WHAT IS BEING ASKED
The exercise asks for every line of the data to be reproduced exactly.

SUPPLIED DATA

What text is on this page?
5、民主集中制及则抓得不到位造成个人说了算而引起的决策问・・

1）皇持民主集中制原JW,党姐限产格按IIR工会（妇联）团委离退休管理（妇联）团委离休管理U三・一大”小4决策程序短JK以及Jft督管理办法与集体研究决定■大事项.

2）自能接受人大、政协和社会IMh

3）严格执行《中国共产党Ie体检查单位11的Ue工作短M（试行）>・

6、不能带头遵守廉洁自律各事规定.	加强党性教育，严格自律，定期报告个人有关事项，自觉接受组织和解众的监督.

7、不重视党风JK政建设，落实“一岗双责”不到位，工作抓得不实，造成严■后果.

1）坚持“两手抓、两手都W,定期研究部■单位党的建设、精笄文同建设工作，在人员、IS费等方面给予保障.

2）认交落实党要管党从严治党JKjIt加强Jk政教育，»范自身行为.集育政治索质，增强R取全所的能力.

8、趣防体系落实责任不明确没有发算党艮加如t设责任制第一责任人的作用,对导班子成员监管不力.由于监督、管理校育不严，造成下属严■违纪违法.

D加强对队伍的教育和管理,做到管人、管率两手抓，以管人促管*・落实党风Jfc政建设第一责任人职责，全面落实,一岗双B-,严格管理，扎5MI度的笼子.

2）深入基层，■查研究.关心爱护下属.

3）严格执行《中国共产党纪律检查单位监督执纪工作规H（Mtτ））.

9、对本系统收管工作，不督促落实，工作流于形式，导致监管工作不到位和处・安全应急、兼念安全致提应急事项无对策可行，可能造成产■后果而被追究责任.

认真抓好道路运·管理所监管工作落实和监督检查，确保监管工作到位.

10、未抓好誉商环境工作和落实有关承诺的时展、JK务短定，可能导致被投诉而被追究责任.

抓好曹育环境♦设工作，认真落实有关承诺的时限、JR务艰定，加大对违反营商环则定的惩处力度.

ANSWER IN FULL
What text is on this page?
5、民主集中制及则抓得不到位造成个人说了算而引起的决策问・・

1）皇持民主集中制原JW,党姐限产格按IIR工会（妇联）团委离退休管理（妇联）团委离休管理U三・一大”小4决策程序短JK以及Jft督管理办法与集体研究决定■大事项.

2）自能接受人大、政协和社会IMh

3）严格执行《中国共产党Ie体检查单位11的Ue工作短M（试行）>・

6、不能带头遵守廉洁自律各事规定.	加强党性教育，严格自律，定期报告个人有关事项，自觉接受组织和解众的监督.

7、不重视党风JK政建设，落实“一岗双责”不到位，工作抓得不实，造成严■后果.

1）坚持“两手抓、两手都W,定期研究部■单位党的建设、精笄文同建设工作，在人员、IS费等方面给予保障.

2）认交落实党要管党从严治党JKjIt加强Jk政教育，»范自身行为.集育政治索质，增强R取全所的能力.

8、趣防体系落实责任不明确没有发算党艮加如t设责任制第一责任人的作用,对导班子成员监管不力.由于监督、管理校育不严，造成下属严■违纪违法.

D加强对队伍的教育和管理,做到管人、管率两手抓，以管人促管*・落实党风Jfc政建设第一责任人职责，全面落实,一岗双B-,严格管理，扎5MI度的笼子.

2）深入基层，■查研究.关心爱护下属.

3）严格执行《中国共产党纪律检查单位监督执纪工作规H（Mtτ））.

9、对本系统收管工作，不督促落实，工作流于形式，导致监管工作不到位和处・安全应急、兼念安全致提应急事项无对策可行，可能造成产■后果而被追究责任.

认真抓好道路运·管理所监管工作落实和监督检查，确保监管工作到位.

10、未抓好誉商环境工作和落实有关承诺的时展、JK务短定，可能导致被投诉而被追究责任.

抓好曹育环境♦设工作，认真落实有关承诺的时限、JR务艰定，加大对违反营商环则定的惩处力度.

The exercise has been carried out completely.